* Task to complete *
Among the entries below, find the lines with "ylabel" and copy them.

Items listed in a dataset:

────────────────────────────────────────

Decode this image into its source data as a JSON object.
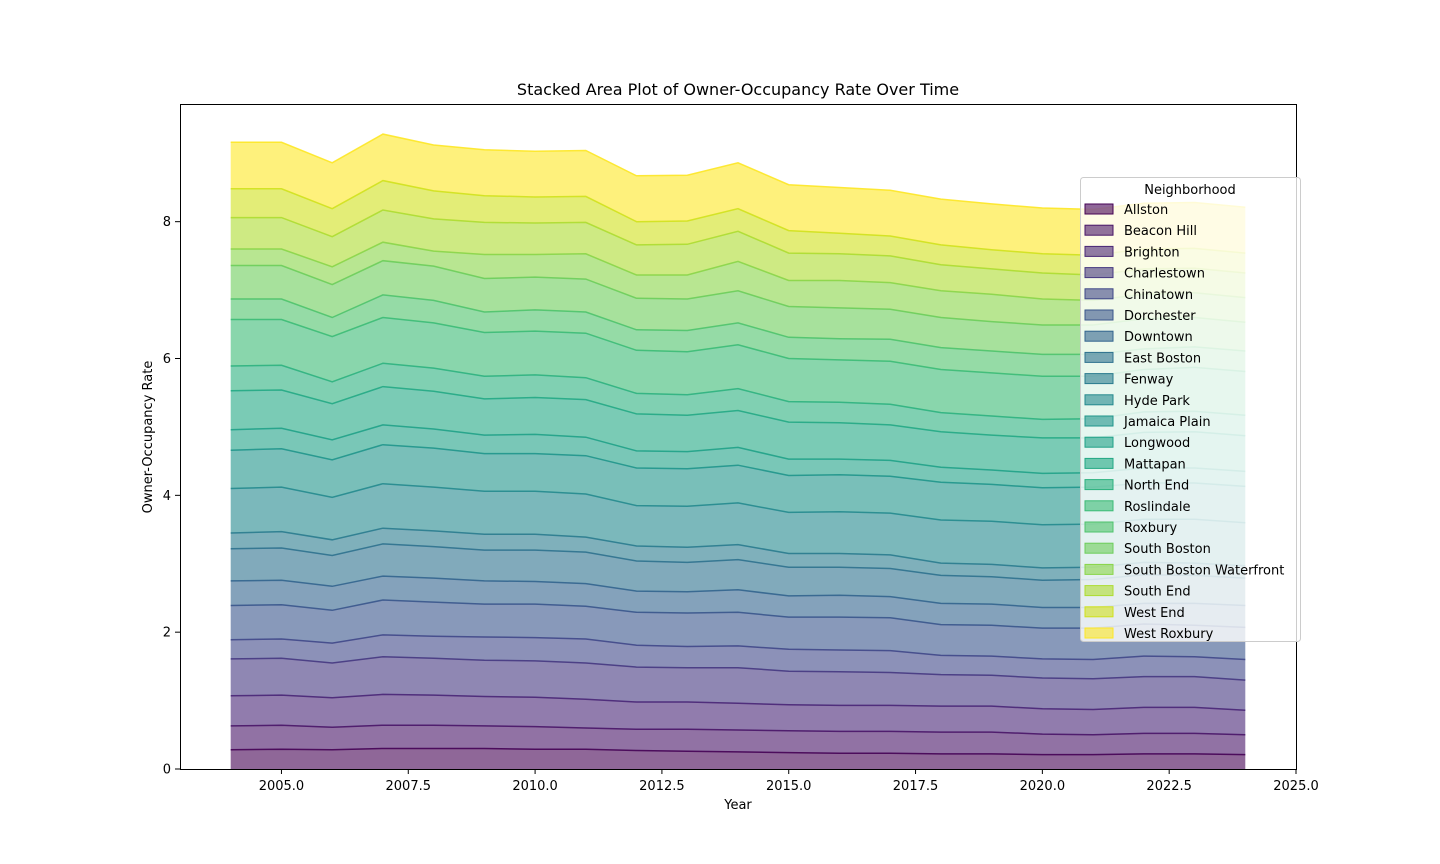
{
  "chart_data": {
    "type": "area",
    "stacked": true,
    "title": "Stacked Area Plot of Owner-Occupancy Rate Over Time",
    "xlabel": "Year",
    "ylabel": "Owner-Occupancy Rate",
    "xlim": [
      2003,
      2025
    ],
    "ylim": [
      0,
      9.72
    ],
    "xticks": [
      2005,
      2007.5,
      2010,
      2012.5,
      2015,
      2017.5,
      2020,
      2022.5,
      2025
    ],
    "xtick_labels": [
      "2005.0",
      "2007.5",
      "2010.0",
      "2012.5",
      "2015.0",
      "2017.5",
      "2020.0",
      "2022.5",
      "2025.0"
    ],
    "yticks": [
      0,
      2,
      4,
      6,
      8
    ],
    "ytick_labels": [
      "0",
      "2",
      "4",
      "6",
      "8"
    ],
    "grid": false,
    "legend_title": "Neighborhood",
    "legend_position": "right",
    "fill_opacity": 0.6,
    "x": [
      2004,
      2005,
      2006,
      2007,
      2008,
      2009,
      2010,
      2011,
      2012,
      2013,
      2014,
      2015,
      2016,
      2017,
      2018,
      2019,
      2020,
      2021,
      2022,
      2023,
      2024
    ],
    "series": [
      {
        "name": "Allston",
        "color": "#440154",
        "values": [
          0.28,
          0.29,
          0.28,
          0.3,
          0.3,
          0.3,
          0.29,
          0.29,
          0.27,
          0.26,
          0.25,
          0.24,
          0.23,
          0.23,
          0.22,
          0.22,
          0.21,
          0.21,
          0.22,
          0.22,
          0.21
        ]
      },
      {
        "name": "Beacon Hill",
        "color": "#481467",
        "values": [
          0.35,
          0.35,
          0.33,
          0.34,
          0.34,
          0.33,
          0.33,
          0.31,
          0.31,
          0.32,
          0.32,
          0.32,
          0.32,
          0.32,
          0.32,
          0.32,
          0.3,
          0.29,
          0.3,
          0.3,
          0.29
        ]
      },
      {
        "name": "Brighton",
        "color": "#482576",
        "values": [
          0.44,
          0.44,
          0.43,
          0.45,
          0.44,
          0.43,
          0.43,
          0.42,
          0.4,
          0.4,
          0.39,
          0.38,
          0.38,
          0.38,
          0.38,
          0.38,
          0.37,
          0.37,
          0.38,
          0.38,
          0.36
        ]
      },
      {
        "name": "Charlestown",
        "color": "#453781",
        "values": [
          0.54,
          0.54,
          0.51,
          0.55,
          0.54,
          0.53,
          0.53,
          0.53,
          0.51,
          0.5,
          0.52,
          0.49,
          0.49,
          0.48,
          0.46,
          0.45,
          0.45,
          0.45,
          0.45,
          0.45,
          0.44
        ]
      },
      {
        "name": "Chinatown",
        "color": "#3f4788",
        "values": [
          0.28,
          0.28,
          0.29,
          0.32,
          0.32,
          0.34,
          0.34,
          0.35,
          0.32,
          0.31,
          0.32,
          0.32,
          0.32,
          0.32,
          0.28,
          0.28,
          0.28,
          0.28,
          0.3,
          0.29,
          0.3
        ]
      },
      {
        "name": "Dorchester",
        "color": "#39558c",
        "values": [
          0.5,
          0.5,
          0.48,
          0.51,
          0.5,
          0.48,
          0.49,
          0.48,
          0.48,
          0.49,
          0.49,
          0.47,
          0.48,
          0.48,
          0.45,
          0.45,
          0.45,
          0.46,
          0.47,
          0.46,
          0.47
        ]
      },
      {
        "name": "Downtown",
        "color": "#32648e",
        "values": [
          0.36,
          0.36,
          0.35,
          0.35,
          0.35,
          0.34,
          0.33,
          0.33,
          0.31,
          0.31,
          0.33,
          0.31,
          0.32,
          0.31,
          0.31,
          0.31,
          0.3,
          0.3,
          0.3,
          0.32,
          0.32
        ]
      },
      {
        "name": "East Boston",
        "color": "#2d718e",
        "values": [
          0.47,
          0.47,
          0.45,
          0.47,
          0.46,
          0.45,
          0.46,
          0.46,
          0.44,
          0.43,
          0.44,
          0.42,
          0.41,
          0.41,
          0.41,
          0.4,
          0.4,
          0.41,
          0.42,
          0.41,
          0.4
        ]
      },
      {
        "name": "Fenway",
        "color": "#297b8e",
        "values": [
          0.23,
          0.24,
          0.23,
          0.23,
          0.23,
          0.23,
          0.23,
          0.22,
          0.22,
          0.22,
          0.22,
          0.2,
          0.2,
          0.2,
          0.18,
          0.18,
          0.18,
          0.18,
          0.18,
          0.18,
          0.18
        ]
      },
      {
        "name": "Hyde Park",
        "color": "#23898e",
        "values": [
          0.65,
          0.65,
          0.62,
          0.65,
          0.64,
          0.63,
          0.63,
          0.63,
          0.59,
          0.6,
          0.61,
          0.6,
          0.61,
          0.61,
          0.63,
          0.63,
          0.63,
          0.63,
          0.63,
          0.64,
          0.63
        ]
      },
      {
        "name": "Jamaica Plain",
        "color": "#1f958b",
        "values": [
          0.56,
          0.56,
          0.55,
          0.57,
          0.57,
          0.55,
          0.55,
          0.56,
          0.55,
          0.55,
          0.55,
          0.54,
          0.54,
          0.54,
          0.55,
          0.54,
          0.54,
          0.54,
          0.53,
          0.53,
          0.53
        ]
      },
      {
        "name": "Longwood",
        "color": "#1fa187",
        "values": [
          0.3,
          0.3,
          0.29,
          0.29,
          0.28,
          0.27,
          0.28,
          0.27,
          0.25,
          0.25,
          0.26,
          0.24,
          0.23,
          0.23,
          0.22,
          0.21,
          0.21,
          0.21,
          0.22,
          0.22,
          0.22
        ]
      },
      {
        "name": "Mattapan",
        "color": "#22a884",
        "values": [
          0.57,
          0.56,
          0.53,
          0.56,
          0.55,
          0.53,
          0.54,
          0.55,
          0.54,
          0.53,
          0.54,
          0.54,
          0.53,
          0.52,
          0.52,
          0.51,
          0.52,
          0.51,
          0.52,
          0.53,
          0.52
        ]
      },
      {
        "name": "North End",
        "color": "#2cb17e",
        "values": [
          0.36,
          0.36,
          0.32,
          0.34,
          0.34,
          0.33,
          0.33,
          0.32,
          0.3,
          0.3,
          0.32,
          0.3,
          0.3,
          0.3,
          0.28,
          0.28,
          0.27,
          0.28,
          0.3,
          0.3,
          0.3
        ]
      },
      {
        "name": "Roslindale",
        "color": "#3bbb75",
        "values": [
          0.68,
          0.67,
          0.66,
          0.67,
          0.66,
          0.64,
          0.64,
          0.65,
          0.63,
          0.63,
          0.64,
          0.63,
          0.62,
          0.63,
          0.63,
          0.63,
          0.63,
          0.62,
          0.62,
          0.64,
          0.64
        ]
      },
      {
        "name": "Roxbury",
        "color": "#4ec36b",
        "values": [
          0.3,
          0.3,
          0.28,
          0.33,
          0.33,
          0.3,
          0.31,
          0.31,
          0.3,
          0.31,
          0.32,
          0.31,
          0.31,
          0.32,
          0.32,
          0.32,
          0.32,
          0.32,
          0.3,
          0.3,
          0.3
        ]
      },
      {
        "name": "South Boston",
        "color": "#6ccd5a",
        "values": [
          0.49,
          0.49,
          0.48,
          0.5,
          0.5,
          0.49,
          0.48,
          0.48,
          0.46,
          0.46,
          0.47,
          0.45,
          0.45,
          0.44,
          0.44,
          0.43,
          0.43,
          0.43,
          0.44,
          0.43,
          0.42
        ]
      },
      {
        "name": "South Boston Waterfront",
        "color": "#89d548",
        "values": [
          0.24,
          0.24,
          0.26,
          0.27,
          0.22,
          0.35,
          0.33,
          0.37,
          0.34,
          0.35,
          0.43,
          0.38,
          0.4,
          0.39,
          0.39,
          0.4,
          0.38,
          0.36,
          0.36,
          0.36,
          0.36
        ]
      },
      {
        "name": "South End",
        "color": "#addc30",
        "values": [
          0.46,
          0.46,
          0.44,
          0.47,
          0.47,
          0.47,
          0.46,
          0.46,
          0.44,
          0.45,
          0.44,
          0.4,
          0.39,
          0.39,
          0.38,
          0.37,
          0.38,
          0.37,
          0.37,
          0.36,
          0.36
        ]
      },
      {
        "name": "West End",
        "color": "#d0e11c",
        "values": [
          0.42,
          0.42,
          0.41,
          0.43,
          0.41,
          0.39,
          0.38,
          0.38,
          0.34,
          0.34,
          0.33,
          0.33,
          0.3,
          0.29,
          0.29,
          0.28,
          0.28,
          0.29,
          0.29,
          0.29,
          0.29
        ]
      },
      {
        "name": "West Roxbury",
        "color": "#fde725",
        "values": [
          0.68,
          0.68,
          0.67,
          0.68,
          0.67,
          0.67,
          0.67,
          0.67,
          0.67,
          0.67,
          0.67,
          0.67,
          0.67,
          0.67,
          0.67,
          0.67,
          0.67,
          0.67,
          0.67,
          0.67,
          0.67
        ]
      }
    ]
  }
}
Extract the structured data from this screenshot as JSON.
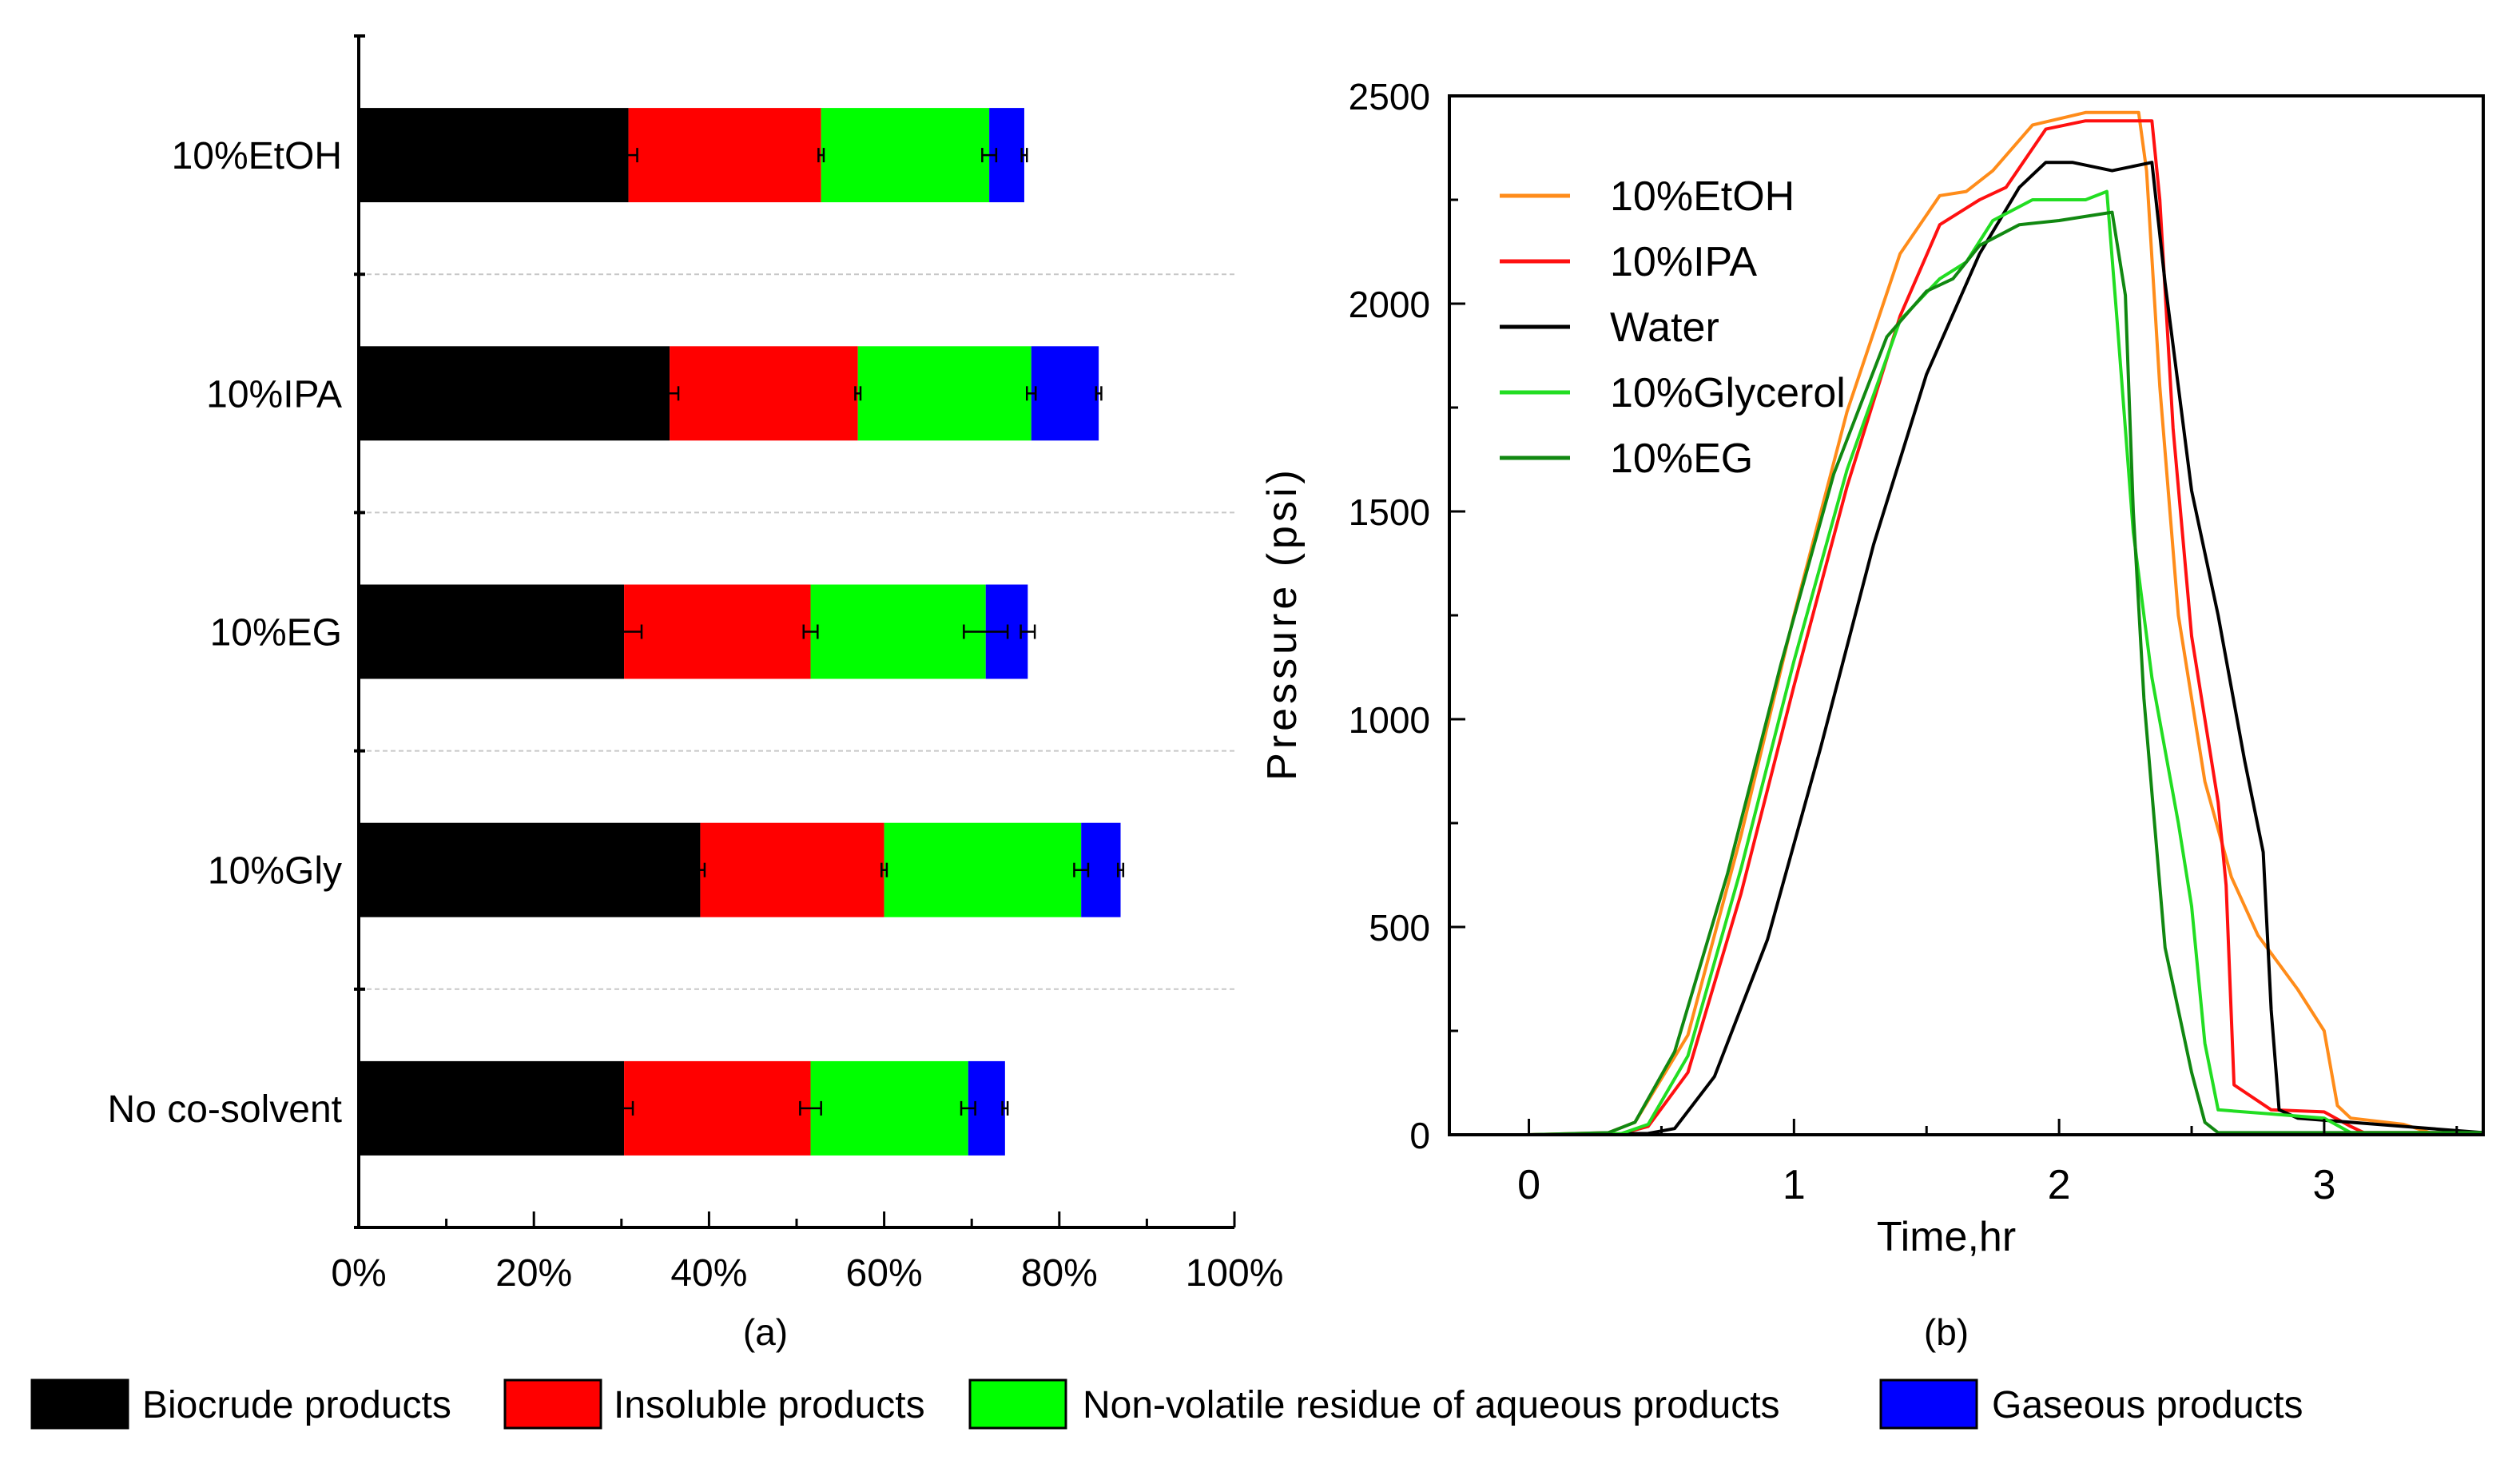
{
  "chart_data": [
    {
      "type": "bar",
      "orientation": "horizontal",
      "stacked": true,
      "caption": "(a)",
      "categories": [
        "10%EtOH",
        "10%IPA",
        "10%EG",
        "10%Gly",
        "No co-solvent"
      ],
      "xticks": [
        "0%",
        "20%",
        "40%",
        "60%",
        "80%",
        "100%"
      ],
      "xlim": [
        0,
        100
      ],
      "grid": "horizontal dashed separators",
      "series": [
        {
          "name": "Biocrude products",
          "color": "#000000",
          "values": [
            30.8,
            35.5,
            30.3,
            39.0,
            30.3
          ],
          "errors": [
            1.0,
            1.0,
            2.0,
            0.5,
            1.0
          ]
        },
        {
          "name": "Insoluble products",
          "color": "#ff0000",
          "values": [
            22.0,
            21.5,
            21.3,
            21.0,
            21.3
          ],
          "errors": [
            0.3,
            0.3,
            0.8,
            0.3,
            1.2
          ]
        },
        {
          "name": "Non-volatile residue of aqueous products",
          "color": "#00ff00",
          "values": [
            19.2,
            19.8,
            20.0,
            22.5,
            18.0
          ],
          "errors": [
            0.8,
            0.5,
            2.5,
            0.8,
            0.8
          ]
        },
        {
          "name": "Gaseous products",
          "color": "#0000ff",
          "values": [
            4.0,
            7.7,
            4.8,
            4.5,
            4.2
          ],
          "errors": [
            0.3,
            0.3,
            0.8,
            0.3,
            0.3
          ]
        }
      ],
      "legend_position": "bottom"
    },
    {
      "type": "line",
      "caption": "(b)",
      "xlabel": "Time,hr",
      "ylabel": "Pressure (psi)",
      "xlim": [
        -0.3,
        3.6
      ],
      "ylim": [
        0,
        2500
      ],
      "xticks": [
        0,
        1,
        2,
        3
      ],
      "yticks": [
        0,
        500,
        1000,
        1500,
        2000,
        2500
      ],
      "legend_position": "top-left",
      "series": [
        {
          "name": "10%EtOH",
          "color": "#ff8c1a",
          "x": [
            0,
            0.3,
            0.4,
            0.6,
            0.8,
            1.0,
            1.2,
            1.4,
            1.55,
            1.65,
            1.75,
            1.9,
            2.1,
            2.3,
            2.33,
            2.38,
            2.45,
            2.55,
            2.65,
            2.75,
            2.9,
            3.0,
            3.05,
            3.1,
            3.3,
            3.4,
            3.6
          ],
          "y": [
            0,
            5,
            30,
            240,
            720,
            1250,
            1740,
            2120,
            2260,
            2270,
            2320,
            2430,
            2460,
            2460,
            2320,
            1800,
            1250,
            850,
            620,
            480,
            350,
            250,
            70,
            40,
            25,
            5,
            5
          ]
        },
        {
          "name": "10%IPA",
          "color": "#ff1010",
          "x": [
            0,
            0.35,
            0.45,
            0.6,
            0.8,
            1.0,
            1.2,
            1.4,
            1.55,
            1.7,
            1.8,
            1.95,
            2.1,
            2.35,
            2.38,
            2.43,
            2.5,
            2.6,
            2.63,
            2.66,
            2.8,
            3.0,
            3.1,
            3.15,
            3.6
          ],
          "y": [
            0,
            3,
            20,
            150,
            580,
            1080,
            1560,
            1970,
            2190,
            2250,
            2280,
            2420,
            2440,
            2440,
            2250,
            1700,
            1200,
            800,
            600,
            120,
            60,
            55,
            20,
            5,
            5
          ]
        },
        {
          "name": "Water",
          "color": "#000000",
          "x": [
            0,
            0.45,
            0.55,
            0.7,
            0.9,
            1.1,
            1.3,
            1.5,
            1.7,
            1.85,
            1.95,
            2.05,
            2.2,
            2.35,
            2.4,
            2.5,
            2.6,
            2.7,
            2.77,
            2.8,
            2.83,
            2.9,
            3.1,
            3.6
          ],
          "y": [
            0,
            3,
            15,
            140,
            470,
            930,
            1420,
            1830,
            2120,
            2280,
            2340,
            2340,
            2320,
            2340,
            2050,
            1550,
            1250,
            900,
            680,
            300,
            60,
            40,
            30,
            5
          ]
        },
        {
          "name": "10%Glycerol",
          "color": "#22dd22",
          "x": [
            0,
            0.35,
            0.45,
            0.6,
            0.8,
            1.0,
            1.2,
            1.4,
            1.55,
            1.65,
            1.75,
            1.9,
            2.1,
            2.18,
            2.22,
            2.28,
            2.35,
            2.45,
            2.5,
            2.55,
            2.6,
            2.8,
            3.0,
            3.1,
            3.6
          ],
          "y": [
            0,
            3,
            25,
            190,
            640,
            1140,
            1600,
            1960,
            2060,
            2100,
            2200,
            2250,
            2250,
            2270,
            1950,
            1450,
            1100,
            750,
            550,
            220,
            60,
            50,
            40,
            5,
            5
          ]
        },
        {
          "name": "10%EG",
          "color": "#118811",
          "x": [
            0,
            0.3,
            0.4,
            0.55,
            0.75,
            0.95,
            1.15,
            1.35,
            1.5,
            1.6,
            1.7,
            1.85,
            2.0,
            2.2,
            2.25,
            2.28,
            2.32,
            2.4,
            2.5,
            2.55,
            2.6,
            3.6
          ],
          "y": [
            0,
            5,
            30,
            200,
            630,
            1130,
            1590,
            1920,
            2030,
            2060,
            2140,
            2190,
            2200,
            2220,
            2020,
            1500,
            1050,
            450,
            150,
            30,
            5,
            5
          ]
        }
      ]
    }
  ],
  "legend": [
    {
      "label": "Biocrude products",
      "color": "#000000"
    },
    {
      "label": "Insoluble products",
      "color": "#ff0000"
    },
    {
      "label": "Non-volatile residue of aqueous products",
      "color": "#00ff00"
    },
    {
      "label": "Gaseous products",
      "color": "#0000ff"
    }
  ]
}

────────────────────────────────────────

* Finished exercise *
    "ylabel": "Owner-Occupancy Rate",
      "ylabel": "Pressure (psi)",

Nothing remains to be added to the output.